--- Start Passage to read ---
# Mini-mill crash and burn



## Brian H (Apr 1, 2019)

So.....
Last weekend I got a bit aggressive (read-lazy) and skipped a couple sizes while trying to drill a 27/64" hole in some 1/4" steel and busted one of the drive gears (lovely chinesium plastic) inside my mill. 
After seeing a few less than favorable you tube reviews on the fit/finish of the pieces, I hummed and hawed for about and hour on purchasing the belt drive conversion and then bit the bullet and ordered it.
Surprisingly, it showed up in 6 days (instead of the 2-3 week shipping time they tell you) and I just got it installed. I have noting but great things to say about what a difference it made, and the quality is very good. I cannot get over how quiet and smoothly it runs.
The big question is what project shall I do first....


----------



## YYCHM (Apr 1, 2019)

I take it you got the LMS upgrade kit?  What did it end up costing landed?


----------



## Everett (Apr 2, 2019)

My dad has a mini-mill and he wound up putting the belt conversion into his as well after tearing up the gears.  He says it was a serious upgrade to his too.


----------



## YYCHM (Apr 2, 2019)

Everett said:


> My dad has a mini-mill and he wound up putting the belt conversion into his as well after tearing up the gears.  He says it was a serious upgrade to his too.



Serious as in "difficult to do" or serious as in a "significant improvement"?


----------



## Everett (Apr 2, 2019)

He said it was easy enough to install, but that it was a definite improvement over the gears that came in it originally. He bought all his stuff when he was working in the US a few years before he retired, but not sure if it was LMS or elsewhere.
--- End Passage to read ---
**Written problem**
Decide whether each statement agrees with the mini-mill thread: (a) the belt drive conversion arrived later than the stated shipping time; (b) the broken drive gear was plastic; (c) Everett's dad found the belt conversion hard to install. Answer yes or no for each and quote the words of the thread that decide it.
--- Start Supplied information ---
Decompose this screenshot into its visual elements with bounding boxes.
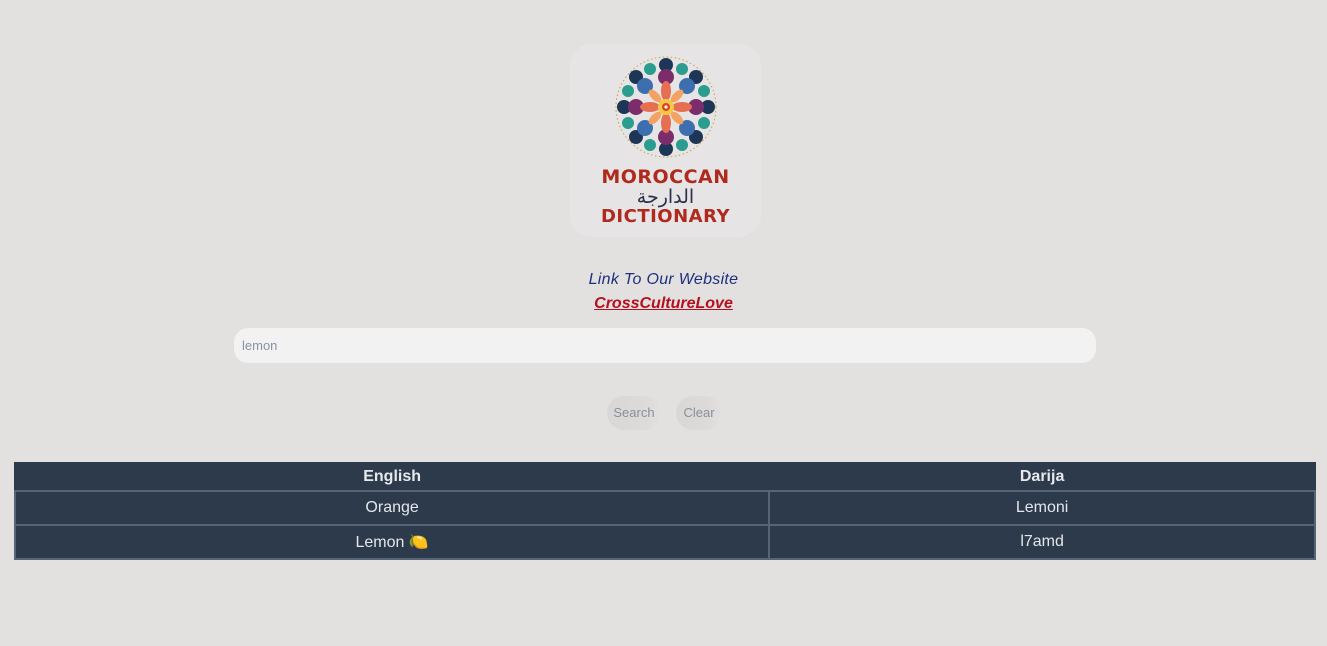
--- End Supplied information ---
**Written reply**
(a) No: "it showed up in 6 days (instead of the 2-3 week shipping time they tell you)"
(b) Yes: "busted one of the drive gears (lovely chinesium plastic)"
(c) No: "He said it was easy enough to install"